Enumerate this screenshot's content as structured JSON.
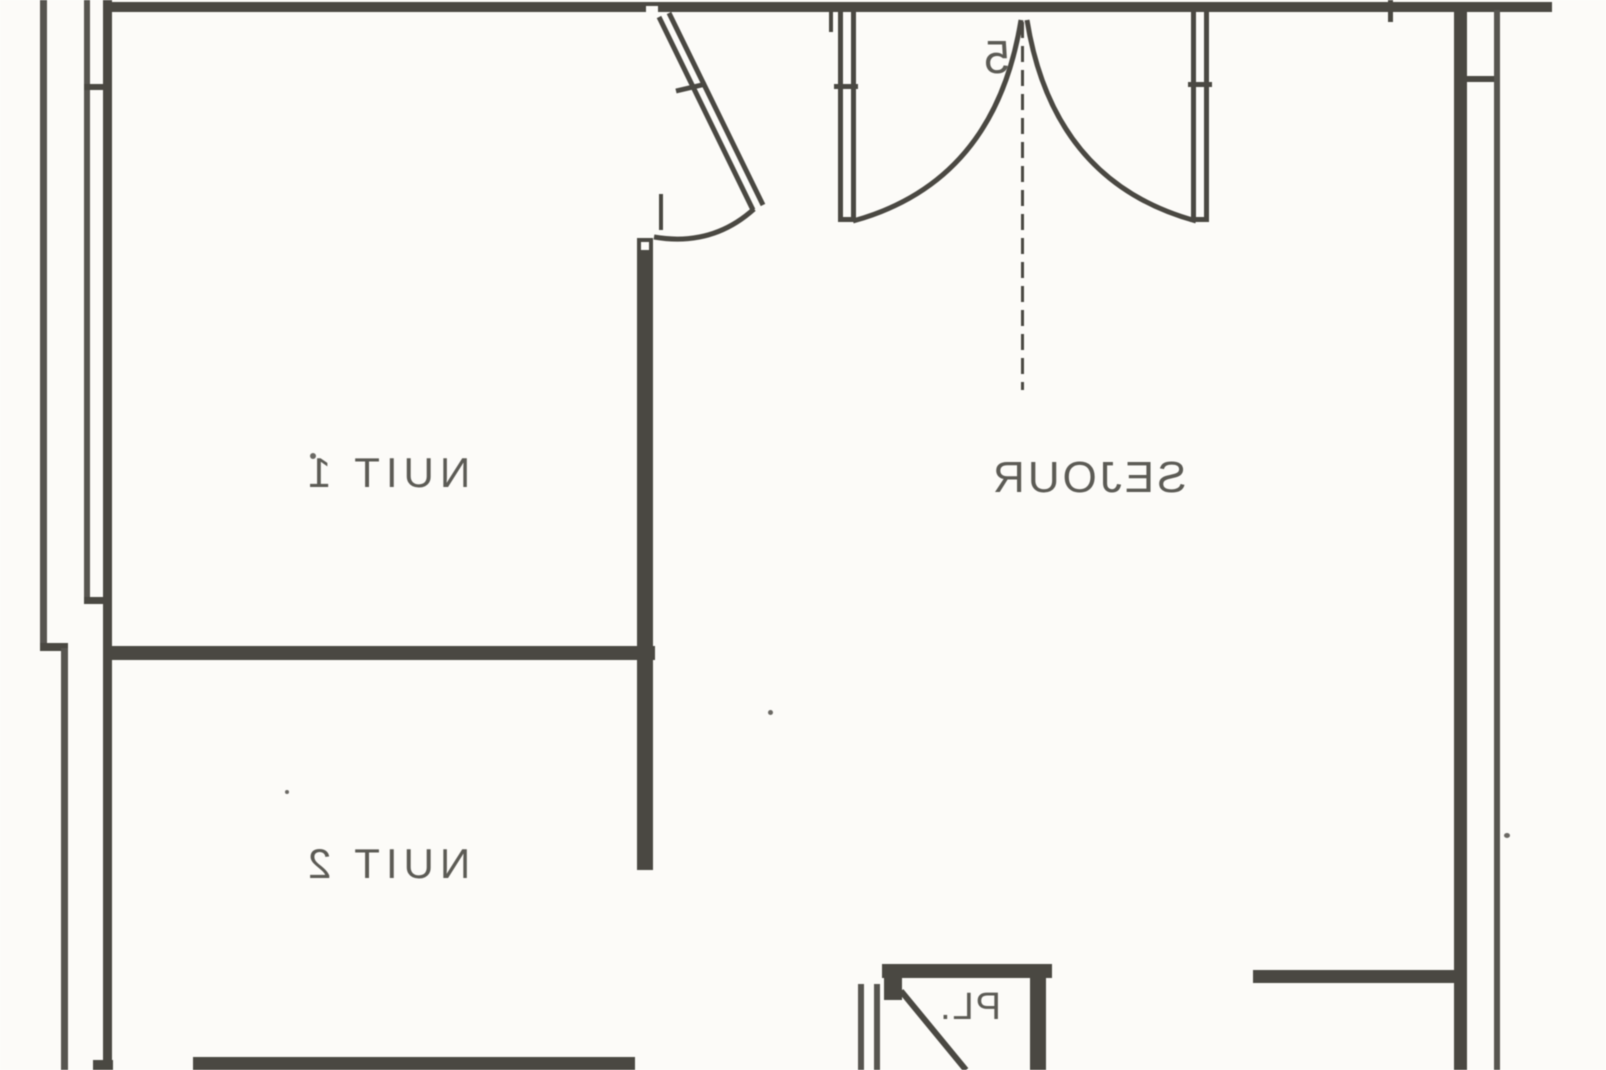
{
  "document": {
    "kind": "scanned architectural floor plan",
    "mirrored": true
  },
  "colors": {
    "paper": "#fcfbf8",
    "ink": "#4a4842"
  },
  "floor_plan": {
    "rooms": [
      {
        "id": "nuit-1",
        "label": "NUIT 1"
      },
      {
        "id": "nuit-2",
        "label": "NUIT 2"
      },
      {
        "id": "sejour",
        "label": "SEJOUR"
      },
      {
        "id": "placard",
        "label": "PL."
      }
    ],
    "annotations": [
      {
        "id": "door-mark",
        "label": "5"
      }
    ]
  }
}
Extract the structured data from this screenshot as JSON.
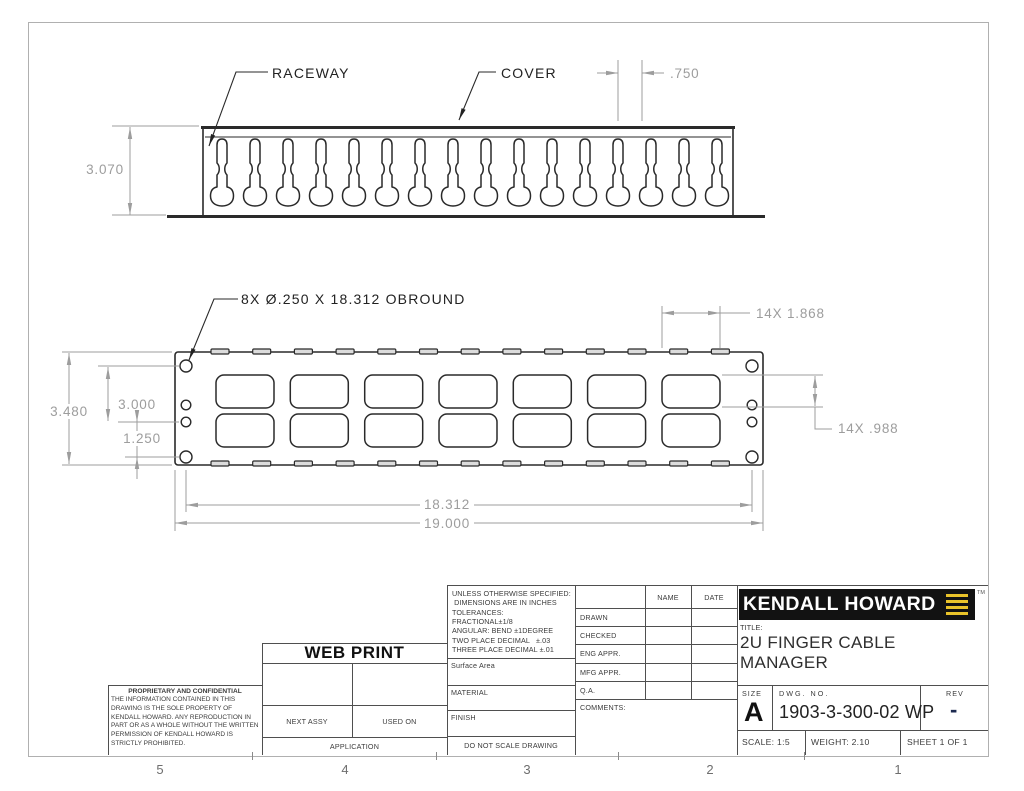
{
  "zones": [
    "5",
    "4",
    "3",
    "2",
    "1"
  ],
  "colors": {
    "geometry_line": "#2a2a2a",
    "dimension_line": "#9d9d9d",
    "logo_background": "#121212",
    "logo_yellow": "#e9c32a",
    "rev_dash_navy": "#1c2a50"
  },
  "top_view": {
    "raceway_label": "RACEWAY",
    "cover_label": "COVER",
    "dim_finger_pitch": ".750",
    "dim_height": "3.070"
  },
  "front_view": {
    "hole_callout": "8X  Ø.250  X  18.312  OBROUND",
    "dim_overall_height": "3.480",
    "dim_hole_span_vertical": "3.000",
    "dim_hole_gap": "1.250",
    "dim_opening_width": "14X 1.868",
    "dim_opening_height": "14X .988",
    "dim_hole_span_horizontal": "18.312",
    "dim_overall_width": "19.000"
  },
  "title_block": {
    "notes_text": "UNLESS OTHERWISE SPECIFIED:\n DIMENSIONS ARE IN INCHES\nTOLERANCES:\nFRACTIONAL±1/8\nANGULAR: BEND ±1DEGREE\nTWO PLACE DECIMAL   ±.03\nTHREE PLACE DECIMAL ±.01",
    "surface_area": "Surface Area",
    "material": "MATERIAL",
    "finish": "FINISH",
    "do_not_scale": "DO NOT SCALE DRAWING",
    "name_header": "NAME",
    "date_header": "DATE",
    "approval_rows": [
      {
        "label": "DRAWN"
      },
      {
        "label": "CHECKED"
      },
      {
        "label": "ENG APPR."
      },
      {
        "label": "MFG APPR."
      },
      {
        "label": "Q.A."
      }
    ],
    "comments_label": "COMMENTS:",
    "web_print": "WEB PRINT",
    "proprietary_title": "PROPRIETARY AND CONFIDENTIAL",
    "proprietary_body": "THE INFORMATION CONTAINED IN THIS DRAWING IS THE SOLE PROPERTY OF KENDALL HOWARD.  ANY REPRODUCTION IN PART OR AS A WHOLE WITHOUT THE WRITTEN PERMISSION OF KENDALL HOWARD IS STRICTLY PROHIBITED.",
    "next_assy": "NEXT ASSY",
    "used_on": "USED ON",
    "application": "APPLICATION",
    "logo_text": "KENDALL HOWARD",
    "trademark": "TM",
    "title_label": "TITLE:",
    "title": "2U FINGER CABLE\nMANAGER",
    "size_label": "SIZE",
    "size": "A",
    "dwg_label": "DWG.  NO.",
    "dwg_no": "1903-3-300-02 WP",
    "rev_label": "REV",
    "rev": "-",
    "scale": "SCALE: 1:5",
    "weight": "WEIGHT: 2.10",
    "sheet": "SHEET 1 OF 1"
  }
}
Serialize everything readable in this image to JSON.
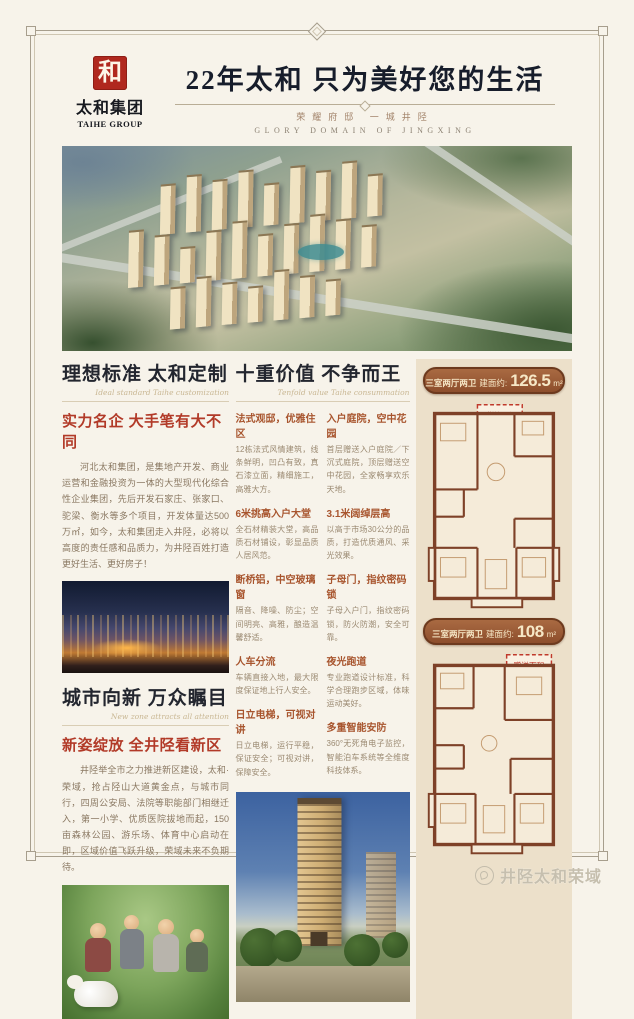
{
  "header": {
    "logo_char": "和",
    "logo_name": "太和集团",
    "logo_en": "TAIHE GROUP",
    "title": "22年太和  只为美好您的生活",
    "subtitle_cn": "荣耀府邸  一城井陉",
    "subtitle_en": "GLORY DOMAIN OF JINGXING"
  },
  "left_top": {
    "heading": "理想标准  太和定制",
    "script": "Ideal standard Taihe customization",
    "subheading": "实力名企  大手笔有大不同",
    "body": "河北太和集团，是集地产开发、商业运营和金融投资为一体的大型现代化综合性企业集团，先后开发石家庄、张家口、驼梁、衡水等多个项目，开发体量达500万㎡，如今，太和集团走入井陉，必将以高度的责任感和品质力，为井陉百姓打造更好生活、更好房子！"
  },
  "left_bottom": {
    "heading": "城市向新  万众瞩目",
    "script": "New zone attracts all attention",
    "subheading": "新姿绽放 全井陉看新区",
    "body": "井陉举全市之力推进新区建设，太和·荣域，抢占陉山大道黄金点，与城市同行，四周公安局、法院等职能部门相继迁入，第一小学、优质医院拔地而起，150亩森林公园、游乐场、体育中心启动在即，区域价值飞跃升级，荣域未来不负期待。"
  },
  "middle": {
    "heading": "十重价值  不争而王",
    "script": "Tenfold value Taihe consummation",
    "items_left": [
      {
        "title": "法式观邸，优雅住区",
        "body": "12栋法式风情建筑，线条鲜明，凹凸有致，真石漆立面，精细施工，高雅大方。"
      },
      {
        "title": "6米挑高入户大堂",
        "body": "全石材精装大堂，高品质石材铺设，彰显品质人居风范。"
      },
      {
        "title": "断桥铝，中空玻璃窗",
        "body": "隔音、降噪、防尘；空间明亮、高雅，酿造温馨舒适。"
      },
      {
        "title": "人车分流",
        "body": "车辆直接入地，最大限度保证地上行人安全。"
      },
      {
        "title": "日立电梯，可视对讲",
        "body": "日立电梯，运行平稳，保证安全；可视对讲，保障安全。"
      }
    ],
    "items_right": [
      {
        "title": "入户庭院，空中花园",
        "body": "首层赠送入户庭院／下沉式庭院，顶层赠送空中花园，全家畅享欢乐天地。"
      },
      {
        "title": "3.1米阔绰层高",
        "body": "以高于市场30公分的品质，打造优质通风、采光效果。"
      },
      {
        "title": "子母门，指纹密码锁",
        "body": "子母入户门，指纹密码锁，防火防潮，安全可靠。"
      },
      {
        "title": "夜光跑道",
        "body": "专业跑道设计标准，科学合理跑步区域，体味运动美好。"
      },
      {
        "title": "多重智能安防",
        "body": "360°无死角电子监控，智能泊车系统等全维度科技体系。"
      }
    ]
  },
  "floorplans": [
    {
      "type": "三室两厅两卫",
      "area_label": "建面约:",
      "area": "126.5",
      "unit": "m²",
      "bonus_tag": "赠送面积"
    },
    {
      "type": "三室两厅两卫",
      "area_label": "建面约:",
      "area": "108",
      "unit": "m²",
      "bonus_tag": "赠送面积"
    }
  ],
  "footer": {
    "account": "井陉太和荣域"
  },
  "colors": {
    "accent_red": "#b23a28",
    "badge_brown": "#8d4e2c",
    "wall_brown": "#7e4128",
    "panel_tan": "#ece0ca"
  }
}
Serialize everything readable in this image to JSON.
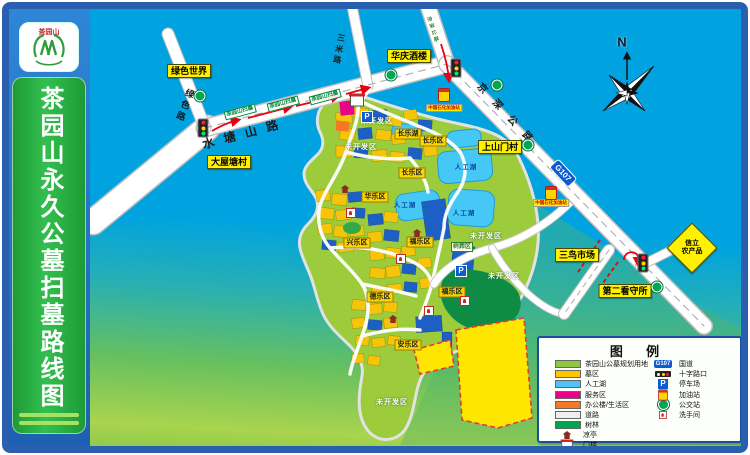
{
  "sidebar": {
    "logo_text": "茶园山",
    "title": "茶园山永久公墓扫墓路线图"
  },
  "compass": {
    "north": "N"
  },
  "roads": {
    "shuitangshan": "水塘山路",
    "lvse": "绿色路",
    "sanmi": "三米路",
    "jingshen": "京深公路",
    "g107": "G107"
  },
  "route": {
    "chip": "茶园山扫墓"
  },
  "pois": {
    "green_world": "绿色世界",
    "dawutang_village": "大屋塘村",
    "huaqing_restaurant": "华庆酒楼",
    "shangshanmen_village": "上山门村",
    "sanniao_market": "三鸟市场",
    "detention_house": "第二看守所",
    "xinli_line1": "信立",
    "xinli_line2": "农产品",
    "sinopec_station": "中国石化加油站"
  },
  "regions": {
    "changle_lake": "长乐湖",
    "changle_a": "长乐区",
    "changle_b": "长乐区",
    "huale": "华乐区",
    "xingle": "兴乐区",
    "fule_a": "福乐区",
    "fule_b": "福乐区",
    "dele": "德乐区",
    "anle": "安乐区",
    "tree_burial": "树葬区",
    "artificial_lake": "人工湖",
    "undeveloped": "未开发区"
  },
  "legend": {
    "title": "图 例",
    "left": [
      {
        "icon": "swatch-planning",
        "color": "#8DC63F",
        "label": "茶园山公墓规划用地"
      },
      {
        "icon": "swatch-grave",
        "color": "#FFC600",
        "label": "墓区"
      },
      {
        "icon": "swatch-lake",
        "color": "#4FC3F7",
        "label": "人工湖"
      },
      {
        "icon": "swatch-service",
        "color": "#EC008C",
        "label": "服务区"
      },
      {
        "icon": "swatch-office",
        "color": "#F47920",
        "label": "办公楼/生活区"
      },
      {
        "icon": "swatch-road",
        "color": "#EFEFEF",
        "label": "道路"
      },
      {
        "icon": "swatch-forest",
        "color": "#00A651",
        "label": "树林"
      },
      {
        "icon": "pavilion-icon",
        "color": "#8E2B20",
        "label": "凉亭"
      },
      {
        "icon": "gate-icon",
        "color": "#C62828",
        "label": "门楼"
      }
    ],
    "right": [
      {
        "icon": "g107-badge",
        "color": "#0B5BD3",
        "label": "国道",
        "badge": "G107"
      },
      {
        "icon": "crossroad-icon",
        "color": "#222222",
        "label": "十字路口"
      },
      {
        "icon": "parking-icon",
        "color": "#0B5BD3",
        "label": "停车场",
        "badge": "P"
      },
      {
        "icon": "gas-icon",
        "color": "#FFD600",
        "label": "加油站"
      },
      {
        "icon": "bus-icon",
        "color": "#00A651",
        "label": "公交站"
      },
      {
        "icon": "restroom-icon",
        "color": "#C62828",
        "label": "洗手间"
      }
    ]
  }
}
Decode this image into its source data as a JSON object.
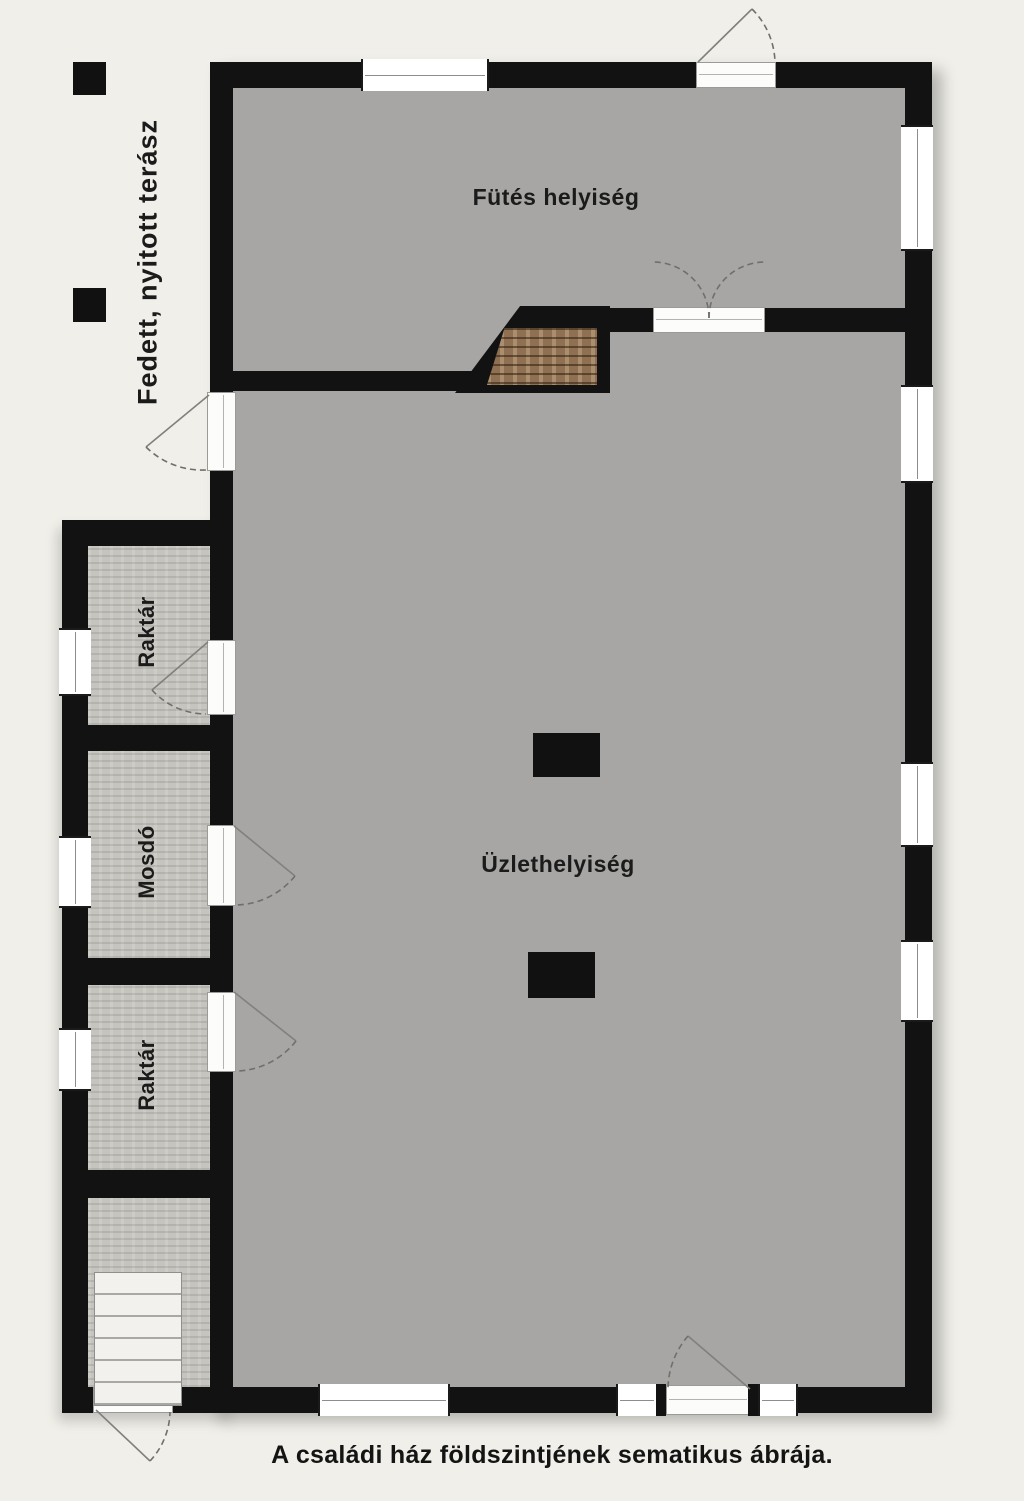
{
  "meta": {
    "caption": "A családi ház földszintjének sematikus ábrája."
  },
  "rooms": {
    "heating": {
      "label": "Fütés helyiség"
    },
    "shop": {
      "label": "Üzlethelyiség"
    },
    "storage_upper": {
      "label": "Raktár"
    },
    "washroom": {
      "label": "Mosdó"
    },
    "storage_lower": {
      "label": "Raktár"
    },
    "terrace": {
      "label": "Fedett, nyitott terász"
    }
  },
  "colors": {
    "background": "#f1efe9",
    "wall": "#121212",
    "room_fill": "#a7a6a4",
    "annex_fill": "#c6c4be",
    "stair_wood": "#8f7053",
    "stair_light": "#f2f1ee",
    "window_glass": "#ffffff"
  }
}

[Instruction] Starting with the line that contains "Decode this image", reproduce every line down to the end of the listing above, both endpoints included. Pictures stay out.

[Written answer]
Decode this image into its source data as a JSON object.
{
  "meta": {
    "caption": "A családi ház földszintjének sematikus ábrája."
  },
  "rooms": {
    "heating": {
      "label": "Fütés helyiség"
    },
    "shop": {
      "label": "Üzlethelyiség"
    },
    "storage_upper": {
      "label": "Raktár"
    },
    "washroom": {
      "label": "Mosdó"
    },
    "storage_lower": {
      "label": "Raktár"
    },
    "terrace": {
      "label": "Fedett, nyitott terász"
    }
  },
  "colors": {
    "background": "#f1efe9",
    "wall": "#121212",
    "room_fill": "#a7a6a4",
    "annex_fill": "#c6c4be",
    "stair_wood": "#8f7053",
    "stair_light": "#f2f1ee",
    "window_glass": "#ffffff"
  }
}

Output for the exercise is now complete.